===== Data supplied =====

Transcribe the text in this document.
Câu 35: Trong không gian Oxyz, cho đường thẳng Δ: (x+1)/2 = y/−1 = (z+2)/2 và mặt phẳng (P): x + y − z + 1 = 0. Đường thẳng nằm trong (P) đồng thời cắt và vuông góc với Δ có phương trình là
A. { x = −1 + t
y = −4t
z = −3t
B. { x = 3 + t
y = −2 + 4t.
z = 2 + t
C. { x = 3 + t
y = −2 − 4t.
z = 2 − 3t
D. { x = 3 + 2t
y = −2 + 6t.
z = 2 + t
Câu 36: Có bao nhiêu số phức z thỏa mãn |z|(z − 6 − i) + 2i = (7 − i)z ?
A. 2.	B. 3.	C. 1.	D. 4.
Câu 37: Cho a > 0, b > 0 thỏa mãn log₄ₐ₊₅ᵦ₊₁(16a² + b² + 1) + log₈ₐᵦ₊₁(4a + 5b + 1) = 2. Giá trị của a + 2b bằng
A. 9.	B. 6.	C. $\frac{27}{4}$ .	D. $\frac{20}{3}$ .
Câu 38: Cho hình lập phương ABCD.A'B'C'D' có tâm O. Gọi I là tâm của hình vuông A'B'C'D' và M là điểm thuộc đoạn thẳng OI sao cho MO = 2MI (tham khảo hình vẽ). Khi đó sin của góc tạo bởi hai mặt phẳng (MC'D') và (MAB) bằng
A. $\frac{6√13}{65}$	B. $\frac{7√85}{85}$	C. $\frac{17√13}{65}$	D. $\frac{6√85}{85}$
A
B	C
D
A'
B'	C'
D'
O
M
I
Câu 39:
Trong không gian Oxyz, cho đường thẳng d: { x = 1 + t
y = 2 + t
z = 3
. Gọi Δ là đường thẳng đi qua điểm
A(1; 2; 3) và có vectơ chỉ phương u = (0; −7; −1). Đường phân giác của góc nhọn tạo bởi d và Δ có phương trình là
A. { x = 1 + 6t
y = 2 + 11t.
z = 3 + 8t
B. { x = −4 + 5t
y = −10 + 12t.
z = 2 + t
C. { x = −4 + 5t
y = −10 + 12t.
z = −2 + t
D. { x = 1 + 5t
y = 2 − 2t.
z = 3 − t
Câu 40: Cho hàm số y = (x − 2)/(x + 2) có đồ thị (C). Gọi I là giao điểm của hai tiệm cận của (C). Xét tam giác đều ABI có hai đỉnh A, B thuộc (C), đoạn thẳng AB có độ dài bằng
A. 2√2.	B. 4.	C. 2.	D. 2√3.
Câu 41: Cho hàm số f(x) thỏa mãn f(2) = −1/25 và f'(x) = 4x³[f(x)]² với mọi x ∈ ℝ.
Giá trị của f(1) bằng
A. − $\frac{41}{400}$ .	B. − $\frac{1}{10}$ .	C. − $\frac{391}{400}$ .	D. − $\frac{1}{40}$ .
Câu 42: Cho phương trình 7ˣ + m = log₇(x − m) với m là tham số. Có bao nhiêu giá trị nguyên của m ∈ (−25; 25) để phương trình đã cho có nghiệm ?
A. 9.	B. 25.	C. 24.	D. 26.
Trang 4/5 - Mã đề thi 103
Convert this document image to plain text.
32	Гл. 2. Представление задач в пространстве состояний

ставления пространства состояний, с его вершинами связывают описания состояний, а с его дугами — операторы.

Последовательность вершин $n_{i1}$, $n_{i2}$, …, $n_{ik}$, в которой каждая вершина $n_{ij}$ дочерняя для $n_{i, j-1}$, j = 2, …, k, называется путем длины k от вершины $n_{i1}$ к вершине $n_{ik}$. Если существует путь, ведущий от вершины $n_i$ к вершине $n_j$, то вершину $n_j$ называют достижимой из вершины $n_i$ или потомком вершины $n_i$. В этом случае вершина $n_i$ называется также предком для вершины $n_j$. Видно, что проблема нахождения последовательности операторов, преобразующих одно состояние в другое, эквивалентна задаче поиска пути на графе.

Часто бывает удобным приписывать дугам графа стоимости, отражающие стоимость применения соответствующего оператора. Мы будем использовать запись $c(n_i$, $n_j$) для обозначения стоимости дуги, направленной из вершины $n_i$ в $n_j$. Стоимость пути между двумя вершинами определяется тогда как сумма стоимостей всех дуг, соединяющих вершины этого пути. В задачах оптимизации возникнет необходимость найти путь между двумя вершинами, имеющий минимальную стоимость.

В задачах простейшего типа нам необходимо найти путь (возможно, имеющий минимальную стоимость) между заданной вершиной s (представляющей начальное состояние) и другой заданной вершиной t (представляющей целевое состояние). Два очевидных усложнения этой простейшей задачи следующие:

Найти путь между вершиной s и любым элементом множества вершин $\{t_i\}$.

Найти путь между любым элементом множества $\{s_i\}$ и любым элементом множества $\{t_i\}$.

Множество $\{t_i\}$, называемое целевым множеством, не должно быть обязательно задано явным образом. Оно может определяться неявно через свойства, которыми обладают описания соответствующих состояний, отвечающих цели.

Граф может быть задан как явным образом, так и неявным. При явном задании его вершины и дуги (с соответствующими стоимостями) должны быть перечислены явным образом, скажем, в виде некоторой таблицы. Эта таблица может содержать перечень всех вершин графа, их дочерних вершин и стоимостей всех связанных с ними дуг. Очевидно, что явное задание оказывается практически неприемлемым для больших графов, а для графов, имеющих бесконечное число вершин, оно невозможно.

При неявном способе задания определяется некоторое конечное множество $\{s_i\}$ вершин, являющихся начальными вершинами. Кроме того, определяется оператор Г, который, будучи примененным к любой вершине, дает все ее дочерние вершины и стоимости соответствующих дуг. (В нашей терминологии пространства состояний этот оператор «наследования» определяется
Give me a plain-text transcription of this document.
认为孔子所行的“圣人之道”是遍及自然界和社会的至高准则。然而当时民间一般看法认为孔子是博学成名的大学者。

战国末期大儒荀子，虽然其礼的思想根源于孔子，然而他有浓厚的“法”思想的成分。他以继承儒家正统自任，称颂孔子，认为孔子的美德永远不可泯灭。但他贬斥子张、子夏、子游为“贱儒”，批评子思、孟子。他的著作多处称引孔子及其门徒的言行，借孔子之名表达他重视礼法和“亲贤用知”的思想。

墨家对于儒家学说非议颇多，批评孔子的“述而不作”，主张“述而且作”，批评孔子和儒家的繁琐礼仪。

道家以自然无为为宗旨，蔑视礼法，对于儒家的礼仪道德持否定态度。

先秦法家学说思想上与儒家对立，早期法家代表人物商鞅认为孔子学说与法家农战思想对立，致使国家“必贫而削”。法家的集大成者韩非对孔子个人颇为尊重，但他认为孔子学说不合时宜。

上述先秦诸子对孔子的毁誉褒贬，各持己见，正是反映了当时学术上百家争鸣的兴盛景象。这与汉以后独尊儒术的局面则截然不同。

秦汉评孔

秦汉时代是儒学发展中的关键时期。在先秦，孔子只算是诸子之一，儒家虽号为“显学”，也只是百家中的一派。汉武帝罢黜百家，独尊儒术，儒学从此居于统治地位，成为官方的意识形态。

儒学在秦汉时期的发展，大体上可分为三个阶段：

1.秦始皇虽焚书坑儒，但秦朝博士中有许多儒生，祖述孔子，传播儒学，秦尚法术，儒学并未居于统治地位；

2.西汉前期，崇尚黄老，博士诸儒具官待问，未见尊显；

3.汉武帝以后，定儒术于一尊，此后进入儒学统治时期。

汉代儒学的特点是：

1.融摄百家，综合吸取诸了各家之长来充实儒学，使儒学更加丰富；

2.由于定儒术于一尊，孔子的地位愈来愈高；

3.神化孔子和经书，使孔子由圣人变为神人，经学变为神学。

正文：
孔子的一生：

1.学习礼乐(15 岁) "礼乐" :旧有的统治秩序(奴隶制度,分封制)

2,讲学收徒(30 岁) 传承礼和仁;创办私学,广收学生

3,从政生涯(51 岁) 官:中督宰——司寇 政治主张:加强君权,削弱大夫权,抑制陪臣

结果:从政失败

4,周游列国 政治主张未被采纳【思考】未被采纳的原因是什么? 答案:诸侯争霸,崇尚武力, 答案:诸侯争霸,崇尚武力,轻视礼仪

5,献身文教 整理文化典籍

=====

• [Your task] How many lines in the entries contain the string "образом"? Answer with the number only.

• [Task solution] 2